(Dataset entries)
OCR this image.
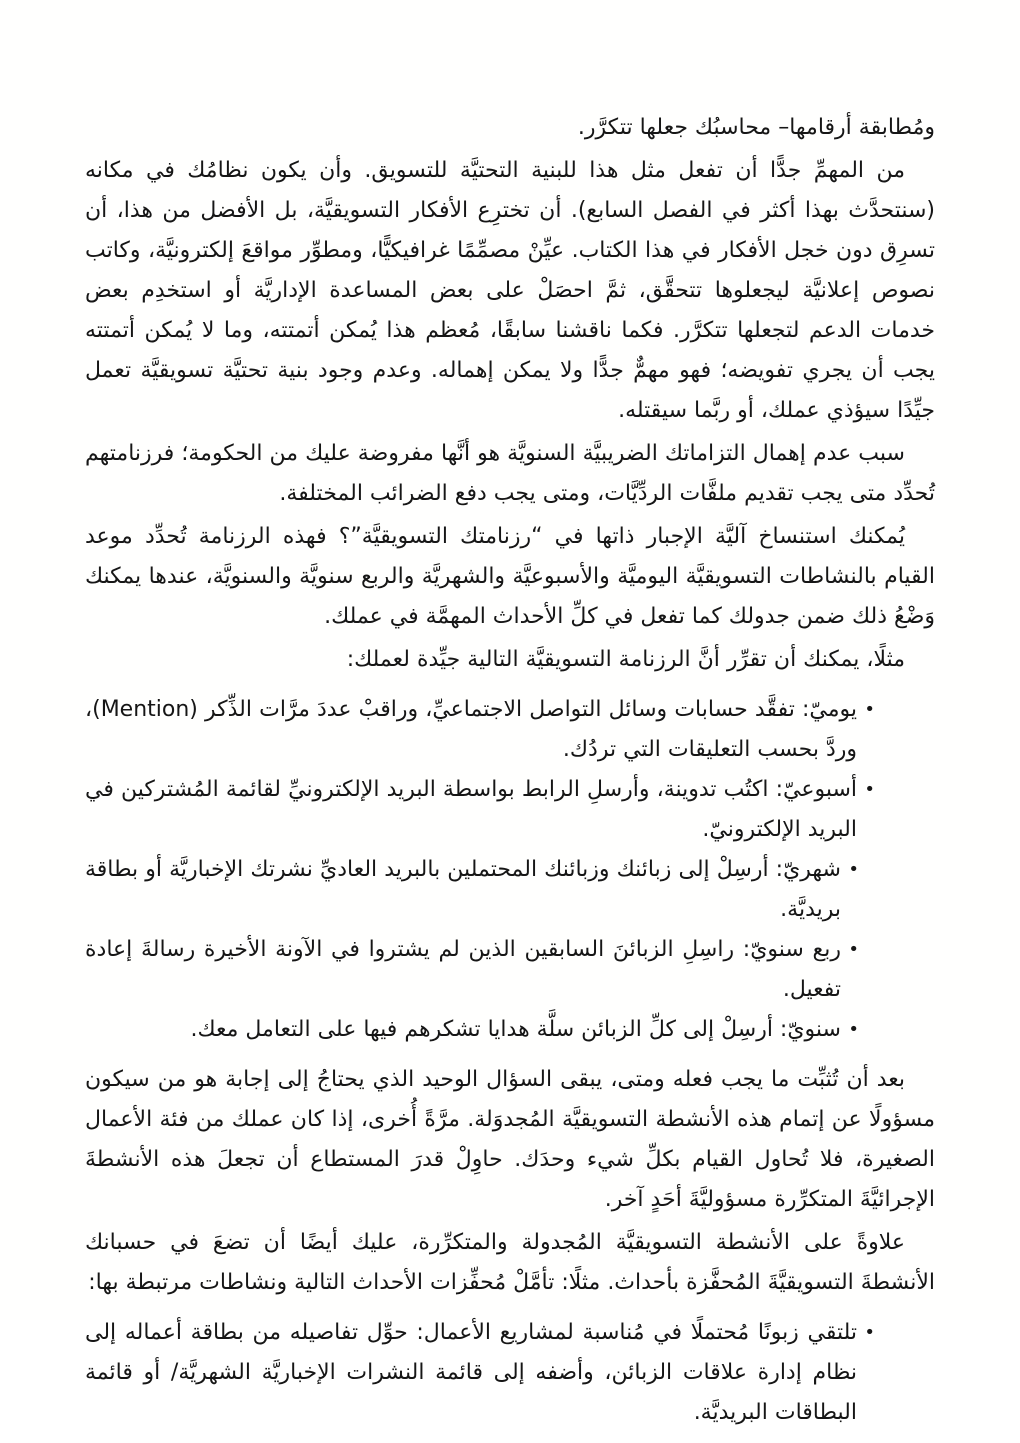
ومُطابقة أرقامها– محاسبُك جعلها تتكرَّر.

من المهمِّ جدًّا أن تفعل مثل هذا للبنية التحتيَّة للتسويق. وأن يكون نظامُك في مكانه (سنتحدَّث بهذا أكثر في الفصل السابع). أن تخترِع الأفكار التسويقيَّة، بل الأفضل من هذا، أن تسرِق دون خجل الأفكار في هذا الكتاب. عيِّنْ مصمِّمًا غرافيكيًّا، ومطوِّر مواقعَ إلكترونيَّة، وكاتب نصوص إعلانيَّة ليجعلوها تتحقَّق، ثمَّ احصَلْ على بعض المساعدة الإداريَّة أو استخدِم بعض خدمات الدعم لتجعلها تتكرَّر. فكما ناقشنا سابقًا، مُعظم هذا يُمكن أتمتته، وما لا يُمكن أتمتته يجب أن يجري تفويضه؛ فهو مهمٌّ جدًّا ولا يمكن إهماله. وعدم وجود بنية تحتيَّة تسويقيَّة تعمل جيِّدًا سيؤذي عملك، أو ربَّما سيقتله.

سبب عدم إهمال التزاماتك الضريبيَّة السنويَّة هو أنَّها مفروضة عليك من الحكومة؛ فرزنامتهم تُحدِّد متى يجب تقديم ملفَّات الردِّيَّات، ومتى يجب دفع الضرائب المختلفة.

يُمكنك استنساخ آليَّة الإجبار ذاتها في “رزنامتك التسويقيَّة”؟ فهذه الرزنامة تُحدِّد موعد القيام بالنشاطات التسويقيَّة اليوميَّة والأسبوعيَّة والشهريَّة والربع سنويَّة والسنويَّة، عندها يمكنك وَضْعُ ذلك ضمن جدولك كما تفعل في كلِّ الأحداث المهمَّة في عملك.

مثلًا، يمكنك أن تقرِّر أنَّ الرزنامة التسويقيَّة التالية جيِّدة لعملك:

•
يوميّ: تفقَّد حسابات وسائل التواصل الاجتماعيِّ، وراقبْ عددَ مرَّات الذِّكر (Mention)، وردَّ بحسب التعليقات التي تردُك.
•
أسبوعيّ: اكتُب تدوينة، وأرسلِ الرابط بواسطة البريد الإلكترونيِّ لقائمة المُشتركين في البريد الإلكترونيّ.
•
شهريّ: أرسِلْ إلى زبائنك وزبائنك المحتملين بالبريد العاديِّ نشرتك الإخباريَّة أو بطاقة بريديَّة.
•
ربع سنويّ: راسِلِ الزبائنَ السابقين الذين لم يشتروا في الآونة الأخيرة رسالةَ إعادة تفعيل.
•
سنويّ: أرسِلْ إلى كلِّ الزبائن سلَّة هدايا تشكرهم فيها على التعامل معك.

بعد أن تُثبِّت ما يجب فعله ومتى، يبقى السؤال الوحيد الذي يحتاجُ إلى إجابة هو من سيكون مسؤولًا عن إتمام هذه الأنشطة التسويقيَّة المُجدوَلة. مرَّةً أُخرى، إذا كان عملك من فئة الأعمال الصغيرة، فلا تُحاول القيام بكلِّ شيء وحدَك. حاوِلْ قدرَ المستطاع أن تجعلَ هذه الأنشطةَ الإجرائيَّةَ المتكرِّرة مسؤوليَّةَ أحَدٍ آخر.

علاوةً على الأنشطة التسويقيَّة المُجدولة والمتكرِّرة، عليك أيضًا أن تضعَ في حسبانك الأنشطةَ التسويقيَّةَ المُحفَّزة بأحداث. مثلًا: تأمَّلْ مُحفِّزات الأحداث التالية ونشاطات مرتبطة بها:

•
تلتقي زبونًا مُحتملًا في مُناسبة لمشاريع الأعمال: حوِّل تفاصيله من بطاقة أعماله إلى نظام إدارة علاقات الزبائن، وأضفه إلى قائمة النشرات الإخباريَّة الشهريَّة/ أو قائمة البطاقات البريديَّة.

▸ Objective
Produce an exact copy of each line of data, skipping embedded images.

▸ Correct response
OCR this image.
ومُطابقة أرقامها– محاسبُك جعلها تتكرَّر.

من المهمِّ جدًّا أن تفعل مثل هذا للبنية التحتيَّة للتسويق. وأن يكون نظامُك في مكانه (سنتحدَّث بهذا أكثر في الفصل السابع). أن تخترِع الأفكار التسويقيَّة، بل الأفضل من هذا، أن تسرِق دون خجل الأفكار في هذا الكتاب. عيِّنْ مصمِّمًا غرافيكيًّا، ومطوِّر مواقعَ إلكترونيَّة، وكاتب نصوص إعلانيَّة ليجعلوها تتحقَّق، ثمَّ احصَلْ على بعض المساعدة الإداريَّة أو استخدِم بعض خدمات الدعم لتجعلها تتكرَّر. فكما ناقشنا سابقًا، مُعظم هذا يُمكن أتمتته، وما لا يُمكن أتمتته يجب أن يجري تفويضه؛ فهو مهمٌّ جدًّا ولا يمكن إهماله. وعدم وجود بنية تحتيَّة تسويقيَّة تعمل جيِّدًا سيؤذي عملك، أو ربَّما سيقتله.

سبب عدم إهمال التزاماتك الضريبيَّة السنويَّة هو أنَّها مفروضة عليك من الحكومة؛ فرزنامتهم تُحدِّد متى يجب تقديم ملفَّات الردِّيَّات، ومتى يجب دفع الضرائب المختلفة.

يُمكنك استنساخ آليَّة الإجبار ذاتها في “رزنامتك التسويقيَّة”؟ فهذه الرزنامة تُحدِّد موعد القيام بالنشاطات التسويقيَّة اليوميَّة والأسبوعيَّة والشهريَّة والربع سنويَّة والسنويَّة، عندها يمكنك وَضْعُ ذلك ضمن جدولك كما تفعل في كلِّ الأحداث المهمَّة في عملك.

مثلًا، يمكنك أن تقرِّر أنَّ الرزنامة التسويقيَّة التالية جيِّدة لعملك:

•
يوميّ: تفقَّد حسابات وسائل التواصل الاجتماعيِّ، وراقبْ عددَ مرَّات الذِّكر (Mention)، وردَّ بحسب التعليقات التي تردُك.
•
أسبوعيّ: اكتُب تدوينة، وأرسلِ الرابط بواسطة البريد الإلكترونيِّ لقائمة المُشتركين في البريد الإلكترونيّ.
•
شهريّ: أرسِلْ إلى زبائنك وزبائنك المحتملين بالبريد العاديِّ نشرتك الإخباريَّة أو بطاقة بريديَّة.
•
ربع سنويّ: راسِلِ الزبائنَ السابقين الذين لم يشتروا في الآونة الأخيرة رسالةَ إعادة تفعيل.
•
سنويّ: أرسِلْ إلى كلِّ الزبائن سلَّة هدايا تشكرهم فيها على التعامل معك.

بعد أن تُثبِّت ما يجب فعله ومتى، يبقى السؤال الوحيد الذي يحتاجُ إلى إجابة هو من سيكون مسؤولًا عن إتمام هذه الأنشطة التسويقيَّة المُجدوَلة. مرَّةً أُخرى، إذا كان عملك من فئة الأعمال الصغيرة، فلا تُحاول القيام بكلِّ شيء وحدَك. حاوِلْ قدرَ المستطاع أن تجعلَ هذه الأنشطةَ الإجرائيَّةَ المتكرِّرة مسؤوليَّةَ أحَدٍ آخر.

علاوةً على الأنشطة التسويقيَّة المُجدولة والمتكرِّرة، عليك أيضًا أن تضعَ في حسبانك الأنشطةَ التسويقيَّةَ المُحفَّزة بأحداث. مثلًا: تأمَّلْ مُحفِّزات الأحداث التالية ونشاطات مرتبطة بها:

•
تلتقي زبونًا مُحتملًا في مُناسبة لمشاريع الأعمال: حوِّل تفاصيله من بطاقة أعماله إلى نظام إدارة علاقات الزبائن، وأضفه إلى قائمة النشرات الإخباريَّة الشهريَّة/ أو قائمة البطاقات البريديَّة.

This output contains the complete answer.